What is asked:
Your task is to gather the lines below that hold the string "Alberto".

— start Given records —

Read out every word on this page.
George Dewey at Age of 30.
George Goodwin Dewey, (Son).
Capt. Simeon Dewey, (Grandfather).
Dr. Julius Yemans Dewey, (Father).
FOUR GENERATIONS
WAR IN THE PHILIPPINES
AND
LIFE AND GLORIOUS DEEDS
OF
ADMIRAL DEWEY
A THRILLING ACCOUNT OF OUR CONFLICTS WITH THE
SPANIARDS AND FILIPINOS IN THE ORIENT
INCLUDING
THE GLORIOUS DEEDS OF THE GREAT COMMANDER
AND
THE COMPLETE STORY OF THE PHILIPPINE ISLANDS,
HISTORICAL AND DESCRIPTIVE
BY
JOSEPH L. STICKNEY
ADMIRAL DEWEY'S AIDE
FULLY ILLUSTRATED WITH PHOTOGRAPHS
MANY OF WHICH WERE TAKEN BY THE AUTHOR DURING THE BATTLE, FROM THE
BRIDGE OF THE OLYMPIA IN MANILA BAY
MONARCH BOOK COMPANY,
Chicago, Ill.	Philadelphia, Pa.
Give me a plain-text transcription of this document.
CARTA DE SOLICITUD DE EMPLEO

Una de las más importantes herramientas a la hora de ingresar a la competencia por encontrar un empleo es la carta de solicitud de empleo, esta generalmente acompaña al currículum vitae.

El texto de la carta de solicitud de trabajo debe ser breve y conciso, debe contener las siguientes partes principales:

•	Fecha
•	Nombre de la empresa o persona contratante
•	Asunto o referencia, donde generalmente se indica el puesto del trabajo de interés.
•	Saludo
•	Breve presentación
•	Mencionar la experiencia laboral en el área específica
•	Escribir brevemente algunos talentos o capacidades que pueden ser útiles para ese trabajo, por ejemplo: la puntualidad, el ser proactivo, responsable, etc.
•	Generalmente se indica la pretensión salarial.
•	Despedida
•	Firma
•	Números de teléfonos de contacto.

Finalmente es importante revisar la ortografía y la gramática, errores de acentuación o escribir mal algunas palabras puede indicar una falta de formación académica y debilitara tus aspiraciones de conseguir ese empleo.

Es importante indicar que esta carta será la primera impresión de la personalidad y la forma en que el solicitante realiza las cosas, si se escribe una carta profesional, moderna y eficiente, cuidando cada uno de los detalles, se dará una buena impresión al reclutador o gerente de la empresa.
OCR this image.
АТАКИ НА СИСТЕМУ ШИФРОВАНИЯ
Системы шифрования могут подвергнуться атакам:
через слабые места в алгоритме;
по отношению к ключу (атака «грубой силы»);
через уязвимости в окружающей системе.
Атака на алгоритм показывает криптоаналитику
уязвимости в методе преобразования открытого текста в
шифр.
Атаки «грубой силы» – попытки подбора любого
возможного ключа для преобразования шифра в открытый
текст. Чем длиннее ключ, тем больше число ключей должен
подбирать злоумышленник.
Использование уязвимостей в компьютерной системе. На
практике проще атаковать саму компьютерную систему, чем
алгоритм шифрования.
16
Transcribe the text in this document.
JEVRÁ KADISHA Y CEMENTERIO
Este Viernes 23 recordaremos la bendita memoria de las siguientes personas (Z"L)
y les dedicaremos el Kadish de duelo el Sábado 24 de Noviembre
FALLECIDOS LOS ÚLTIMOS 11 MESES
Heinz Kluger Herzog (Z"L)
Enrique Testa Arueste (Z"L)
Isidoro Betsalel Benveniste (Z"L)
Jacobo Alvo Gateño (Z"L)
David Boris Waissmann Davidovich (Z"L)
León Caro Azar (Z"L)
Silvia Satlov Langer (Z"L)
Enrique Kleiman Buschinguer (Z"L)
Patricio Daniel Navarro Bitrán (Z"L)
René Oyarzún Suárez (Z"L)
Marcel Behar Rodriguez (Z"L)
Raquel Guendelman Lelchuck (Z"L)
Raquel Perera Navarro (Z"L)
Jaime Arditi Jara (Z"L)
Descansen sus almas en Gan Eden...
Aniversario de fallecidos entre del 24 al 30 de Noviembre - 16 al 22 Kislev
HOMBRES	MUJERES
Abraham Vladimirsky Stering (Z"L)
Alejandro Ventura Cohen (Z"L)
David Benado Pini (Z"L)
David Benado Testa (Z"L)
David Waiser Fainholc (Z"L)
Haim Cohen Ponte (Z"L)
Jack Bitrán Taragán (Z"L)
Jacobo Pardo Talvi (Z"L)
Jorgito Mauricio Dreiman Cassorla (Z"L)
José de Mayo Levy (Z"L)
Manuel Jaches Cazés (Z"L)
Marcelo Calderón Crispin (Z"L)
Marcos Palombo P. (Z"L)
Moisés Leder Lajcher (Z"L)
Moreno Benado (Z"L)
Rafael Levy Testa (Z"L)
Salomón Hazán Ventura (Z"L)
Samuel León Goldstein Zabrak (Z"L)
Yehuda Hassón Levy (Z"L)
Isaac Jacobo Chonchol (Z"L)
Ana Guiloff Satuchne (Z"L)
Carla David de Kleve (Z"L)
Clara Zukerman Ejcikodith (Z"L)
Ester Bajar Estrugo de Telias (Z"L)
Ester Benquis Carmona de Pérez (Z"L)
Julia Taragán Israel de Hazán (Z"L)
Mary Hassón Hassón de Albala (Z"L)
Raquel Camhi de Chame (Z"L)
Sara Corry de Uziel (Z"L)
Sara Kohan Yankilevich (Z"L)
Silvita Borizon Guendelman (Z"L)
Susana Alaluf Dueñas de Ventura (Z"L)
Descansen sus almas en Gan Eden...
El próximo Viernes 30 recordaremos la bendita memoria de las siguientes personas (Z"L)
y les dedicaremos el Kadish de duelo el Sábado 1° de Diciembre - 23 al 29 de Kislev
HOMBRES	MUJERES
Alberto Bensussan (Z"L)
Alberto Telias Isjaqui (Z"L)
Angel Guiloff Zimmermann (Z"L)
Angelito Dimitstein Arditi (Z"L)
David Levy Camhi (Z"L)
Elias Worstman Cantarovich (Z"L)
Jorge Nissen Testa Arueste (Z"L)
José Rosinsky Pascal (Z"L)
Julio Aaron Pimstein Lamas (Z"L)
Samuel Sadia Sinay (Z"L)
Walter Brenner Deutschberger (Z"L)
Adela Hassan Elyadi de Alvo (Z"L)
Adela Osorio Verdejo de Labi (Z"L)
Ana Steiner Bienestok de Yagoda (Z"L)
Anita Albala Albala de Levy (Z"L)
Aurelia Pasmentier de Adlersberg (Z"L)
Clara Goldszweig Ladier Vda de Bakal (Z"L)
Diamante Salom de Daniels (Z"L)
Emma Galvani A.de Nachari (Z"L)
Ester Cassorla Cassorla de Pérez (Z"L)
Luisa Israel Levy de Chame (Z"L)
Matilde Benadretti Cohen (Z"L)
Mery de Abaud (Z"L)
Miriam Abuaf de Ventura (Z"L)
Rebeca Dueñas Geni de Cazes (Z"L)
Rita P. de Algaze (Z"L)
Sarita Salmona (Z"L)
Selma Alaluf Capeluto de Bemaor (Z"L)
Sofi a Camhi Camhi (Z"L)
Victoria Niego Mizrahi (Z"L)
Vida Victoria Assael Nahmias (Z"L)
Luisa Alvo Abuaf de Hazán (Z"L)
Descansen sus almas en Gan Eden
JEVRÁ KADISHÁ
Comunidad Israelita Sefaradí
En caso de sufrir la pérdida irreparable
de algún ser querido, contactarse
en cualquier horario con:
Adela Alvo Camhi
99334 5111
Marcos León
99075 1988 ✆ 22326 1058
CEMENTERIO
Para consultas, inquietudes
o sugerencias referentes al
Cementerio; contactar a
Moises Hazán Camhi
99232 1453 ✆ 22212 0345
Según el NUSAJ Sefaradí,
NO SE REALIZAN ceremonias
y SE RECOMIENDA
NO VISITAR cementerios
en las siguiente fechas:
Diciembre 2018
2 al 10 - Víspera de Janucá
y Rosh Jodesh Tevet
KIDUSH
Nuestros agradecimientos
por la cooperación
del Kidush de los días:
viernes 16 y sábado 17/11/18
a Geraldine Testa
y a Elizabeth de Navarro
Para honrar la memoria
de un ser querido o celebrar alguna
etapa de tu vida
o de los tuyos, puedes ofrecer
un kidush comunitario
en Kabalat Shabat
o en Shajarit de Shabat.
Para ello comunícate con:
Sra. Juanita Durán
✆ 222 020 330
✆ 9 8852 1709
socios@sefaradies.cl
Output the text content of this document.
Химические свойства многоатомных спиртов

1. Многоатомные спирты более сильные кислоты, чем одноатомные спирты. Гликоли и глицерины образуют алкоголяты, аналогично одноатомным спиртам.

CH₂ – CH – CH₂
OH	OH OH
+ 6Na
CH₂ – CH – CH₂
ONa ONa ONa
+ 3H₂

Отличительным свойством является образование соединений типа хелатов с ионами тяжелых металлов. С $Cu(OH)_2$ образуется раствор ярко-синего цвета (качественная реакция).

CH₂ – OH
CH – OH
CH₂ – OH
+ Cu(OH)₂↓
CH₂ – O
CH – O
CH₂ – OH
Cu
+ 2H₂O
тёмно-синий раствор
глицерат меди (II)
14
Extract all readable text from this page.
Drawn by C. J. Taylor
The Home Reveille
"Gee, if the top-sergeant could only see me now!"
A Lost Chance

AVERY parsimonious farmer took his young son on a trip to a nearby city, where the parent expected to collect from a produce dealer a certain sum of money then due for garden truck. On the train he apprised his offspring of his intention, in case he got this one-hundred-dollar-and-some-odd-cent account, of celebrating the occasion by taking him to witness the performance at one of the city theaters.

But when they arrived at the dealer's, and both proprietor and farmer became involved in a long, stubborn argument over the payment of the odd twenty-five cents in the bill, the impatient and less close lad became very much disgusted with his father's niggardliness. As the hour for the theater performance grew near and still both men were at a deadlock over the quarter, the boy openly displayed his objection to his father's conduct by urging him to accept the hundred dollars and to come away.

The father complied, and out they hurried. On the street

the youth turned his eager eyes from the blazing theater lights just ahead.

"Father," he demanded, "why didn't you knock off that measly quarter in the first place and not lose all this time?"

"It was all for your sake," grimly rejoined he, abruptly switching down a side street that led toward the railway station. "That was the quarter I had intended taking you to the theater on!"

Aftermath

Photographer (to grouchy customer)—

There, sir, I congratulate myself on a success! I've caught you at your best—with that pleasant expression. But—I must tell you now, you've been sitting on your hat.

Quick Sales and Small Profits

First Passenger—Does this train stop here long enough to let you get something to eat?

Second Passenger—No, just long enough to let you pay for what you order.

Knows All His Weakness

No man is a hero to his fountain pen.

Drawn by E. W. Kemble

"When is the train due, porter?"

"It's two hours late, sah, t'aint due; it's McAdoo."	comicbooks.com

— end Given records —

Full output:
Alberto Bensussan (Z"L)
Alberto Telias Isjaqui (Z"L)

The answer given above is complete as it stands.